WHAT TO DO: Give only the number of lines in these records that contain the word "明确各项改革实施主体和责任".
┄┄┄┄┄┄
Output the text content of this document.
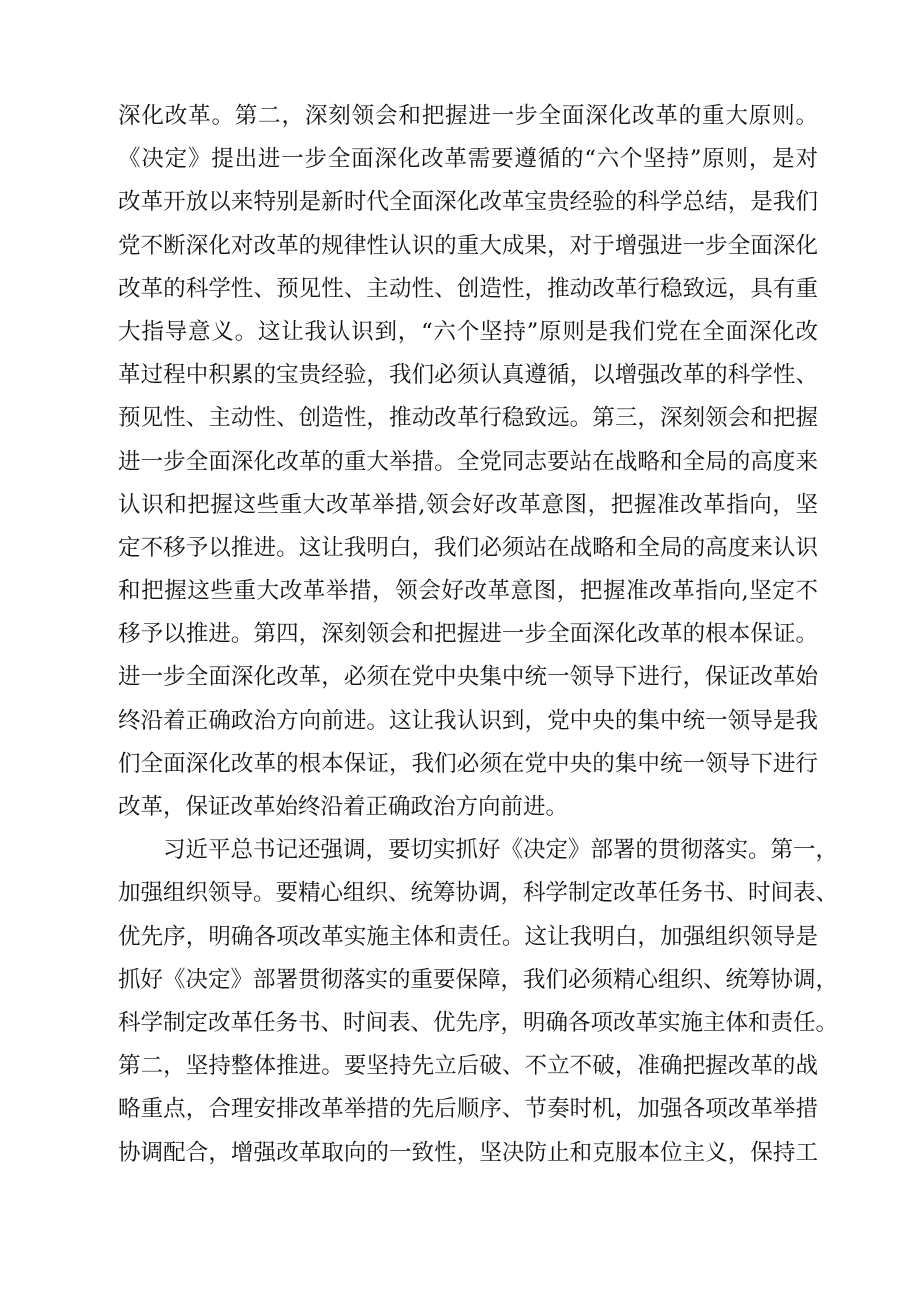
深化改革。第二，深刻领会和把握进一步全面深化改革的重大原则。
《决定》提出进一步全面深化改革需要遵循的“六个坚持”原则，是对
改革开放以来特别是新时代全面深化改革宝贵经验的科学总结，是我们
党不断深化对改革的规律性认识的重大成果，对于增强进一步全面深化
改革的科学性、预见性、主动性、创造性，推动改革行稳致远，具有重
大指导意义。这让我认识到，“六个坚持”原则是我们党在全面深化改
革过程中积累的宝贵经验，我们必须认真遵循，以增强改革的科学性、
预见性、主动性、创造性，推动改革行稳致远。第三，深刻领会和把握
进一步全面深化改革的重大举措。全党同志要站在战略和全局的高度来
认识和把握这些重大改革举措,领会好改革意图，把握准改革指向，坚
定不移予以推进。这让我明白，我们必须站在战略和全局的高度来认识
和把握这些重大改革举措，领会好改革意图，把握准改革指向,坚定不
移予以推进。第四，深刻领会和把握进一步全面深化改革的根本保证。
进一步全面深化改革，必须在党中央集中统一领导下进行，保证改革始
终沿着正确政治方向前进。这让我认识到，党中央的集中统一领导是我
们全面深化改革的根本保证，我们必须在党中央的集中统一领导下进行
改革，保证改革始终沿着正确政治方向前进。
习近平总书记还强调，要切实抓好《决定》部署的贯彻落实。第一，
加强组织领导。要精心组织、统筹协调，科学制定改革任务书、时间表、
优先序，明确各项改革实施主体和责任。这让我明白，加强组织领导是
抓好《决定》部署贯彻落实的重要保障，我们必须精心组织、统筹协调，
科学制定改革任务书、时间表、优先序，明确各项改革实施主体和责任。
第二，坚持整体推进。要坚持先立后破、不立不破，准确把握改革的战
略重点，合理安排改革举措的先后顺序、节奏时机，加强各项改革举措
协调配合，增强改革取向的一致性，坚决防止和克服本位主义，保持工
┄┄┄┄┄┄
EXERCISE RESPONSE: 2